→ **Task statement**: All records must be quoted exactly. Omit the pictures.

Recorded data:
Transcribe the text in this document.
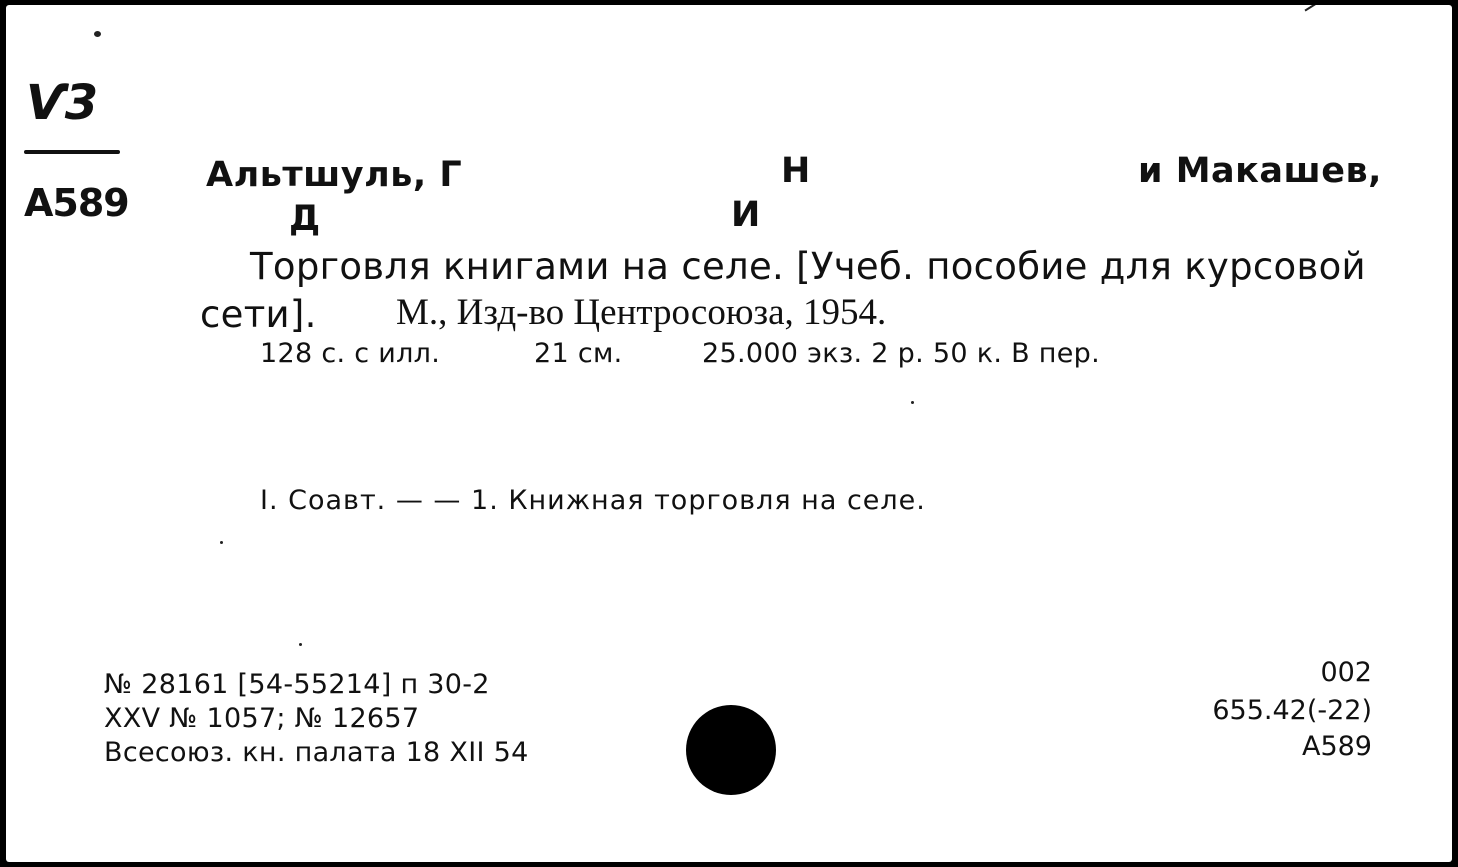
Ѵ3
А589
Альтшуль, Г	Н	и Макашев,
Д	И
Торговля книгами на селе. [Учеб. пособие для курсовой
сети]. М., Изд-во Центросоюза, 1954.
128 с. с илл.	21 см.	25.000 экз. 2 р. 50 к. В пер.
I. Соавт. — — 1. Книжная торговля на селе.
№ 28161 [54-55214] п 30-2
XXV № 1057; № 12657
Всесоюз. кн. палата 18 XII 54
002
655.42(-22)
А589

→ **Full solution**:
Transcribe the text in this document.
Ѵ3
А589
Альтшуль, Г	Н	и Макашев,
Д	И
Торговля книгами на селе. [Учеб. пособие для курсовой
сети]. М., Изд-во Центросоюза, 1954.
128 с. с илл.	21 см.	25.000 экз. 2 р. 50 к. В пер.
I. Соавт. — — 1. Книжная торговля на селе.
№ 28161 [54-55214] п 30-2
XXV № 1057; № 12657
Всесоюз. кн. палата 18 XII 54
002
655.42(-22)
А589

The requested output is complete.